課題の指示:
- a) 抜粋文の「こういった競合を避けるため、」から下って「実際のコードは以下のようになります。」までを、一字も変えずにすべて書き出してください。
- b) 抜粋文をもとに、次の問いに答えてください。
(i) JDBCからMySQLを使うとき、モードを変えるために呼ぶものは何ですか。
(ii) 対象の行をロックするために、select文に何を付け加えますか。
(iii) ロックの解除は何によって行われますか。

抜粋文:

════════

こういった競合を避けるため、今回はMySQLの行ロックの機能を使用して、アップデートが終わるまでは同じユーザのユーザ情報アクセスは待たされる構成とします(もう少し細かいアクセス制御があるようですけど)。

MySQLをJDBCから使用する場合、Connectionを取得した時点ではinsertあるいはupdateを実行した時点でデータベースの変更がされるモードとなっていて、このモードでは行ロックをかけることができません。そのためsetAutoCommit(false)を呼んでモードを変更する必要があります。

次に対象となる行を検索するselect文にfor update句を追加することで検索された行をロックします。

ロックの解除はcommitにより行われるので、行の変更の有無にかかわらずcommitを実行する必要があります。

実際のコードは以下のようになります。

════════

エントリーの抜粋:
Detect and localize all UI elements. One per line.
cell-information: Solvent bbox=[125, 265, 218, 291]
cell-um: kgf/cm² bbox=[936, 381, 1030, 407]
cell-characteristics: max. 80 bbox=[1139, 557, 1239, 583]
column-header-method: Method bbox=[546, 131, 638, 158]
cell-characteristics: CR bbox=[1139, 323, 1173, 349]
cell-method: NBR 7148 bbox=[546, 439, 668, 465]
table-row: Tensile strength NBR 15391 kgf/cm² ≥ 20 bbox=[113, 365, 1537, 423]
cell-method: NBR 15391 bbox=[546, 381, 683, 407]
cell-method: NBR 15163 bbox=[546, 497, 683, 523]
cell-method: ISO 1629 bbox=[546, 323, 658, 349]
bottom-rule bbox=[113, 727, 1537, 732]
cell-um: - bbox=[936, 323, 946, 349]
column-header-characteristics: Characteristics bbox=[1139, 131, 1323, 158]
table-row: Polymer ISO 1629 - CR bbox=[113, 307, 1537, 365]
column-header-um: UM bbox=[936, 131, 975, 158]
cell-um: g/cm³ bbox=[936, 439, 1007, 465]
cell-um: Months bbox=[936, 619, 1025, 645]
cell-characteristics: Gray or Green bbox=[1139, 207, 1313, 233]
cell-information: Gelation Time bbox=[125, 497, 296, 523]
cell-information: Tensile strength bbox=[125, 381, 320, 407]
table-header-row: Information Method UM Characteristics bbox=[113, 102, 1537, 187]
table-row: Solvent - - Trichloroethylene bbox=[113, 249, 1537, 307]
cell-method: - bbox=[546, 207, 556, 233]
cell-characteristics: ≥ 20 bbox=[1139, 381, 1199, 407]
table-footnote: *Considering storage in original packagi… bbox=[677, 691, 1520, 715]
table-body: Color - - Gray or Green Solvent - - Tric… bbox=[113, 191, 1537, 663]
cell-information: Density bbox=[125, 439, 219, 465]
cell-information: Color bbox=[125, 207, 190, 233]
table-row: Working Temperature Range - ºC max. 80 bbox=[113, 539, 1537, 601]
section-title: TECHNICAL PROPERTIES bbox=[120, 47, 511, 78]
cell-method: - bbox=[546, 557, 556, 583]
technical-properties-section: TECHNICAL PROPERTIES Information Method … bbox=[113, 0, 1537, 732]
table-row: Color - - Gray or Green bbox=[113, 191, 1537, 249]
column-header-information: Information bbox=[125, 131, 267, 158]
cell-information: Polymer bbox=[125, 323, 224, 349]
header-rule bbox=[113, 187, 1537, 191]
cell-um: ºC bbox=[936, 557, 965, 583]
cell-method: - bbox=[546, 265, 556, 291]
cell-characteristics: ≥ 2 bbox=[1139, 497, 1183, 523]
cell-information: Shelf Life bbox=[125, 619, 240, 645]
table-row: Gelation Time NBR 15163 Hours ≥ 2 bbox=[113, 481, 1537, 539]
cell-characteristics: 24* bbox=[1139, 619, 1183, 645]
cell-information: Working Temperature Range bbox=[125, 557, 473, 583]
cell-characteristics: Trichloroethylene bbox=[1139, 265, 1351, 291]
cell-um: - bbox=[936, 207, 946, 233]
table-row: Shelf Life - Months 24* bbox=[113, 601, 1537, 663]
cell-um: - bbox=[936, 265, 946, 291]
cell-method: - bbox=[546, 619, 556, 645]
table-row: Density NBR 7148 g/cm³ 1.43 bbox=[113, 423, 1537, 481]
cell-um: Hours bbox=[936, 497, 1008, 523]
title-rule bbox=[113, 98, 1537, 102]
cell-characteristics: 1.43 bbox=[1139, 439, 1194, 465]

════════

課題ごとの答え:
- a)
こういった競合を避けるため、今回はMySQLの行ロックの機能を使用して、アップデートが終わるまでは同じユーザのユーザ情報アクセスは待たされる構成とします(もう少し細かいアクセス制御があるようですけど)。

MySQLをJDBCから使用する場合、Connectionを取得した時点ではinsertあるいはupdateを実行した時点でデータベースの変更がされるモードとなっていて、このモードでは行ロックをかけることができません。そのためsetAutoCommit(false)を呼んでモードを変更する必要があります。

次に対象となる行を検索するselect文にfor update句を追加することで検索された行をロックします。

ロックの解除はcommitにより行われるので、行の変更の有無にかかわらずcommitを実行する必要があります。

実際のコードは以下のようになります。

- b)
(i) setAutoCommit(false)
(ii) for update句
(iii) commit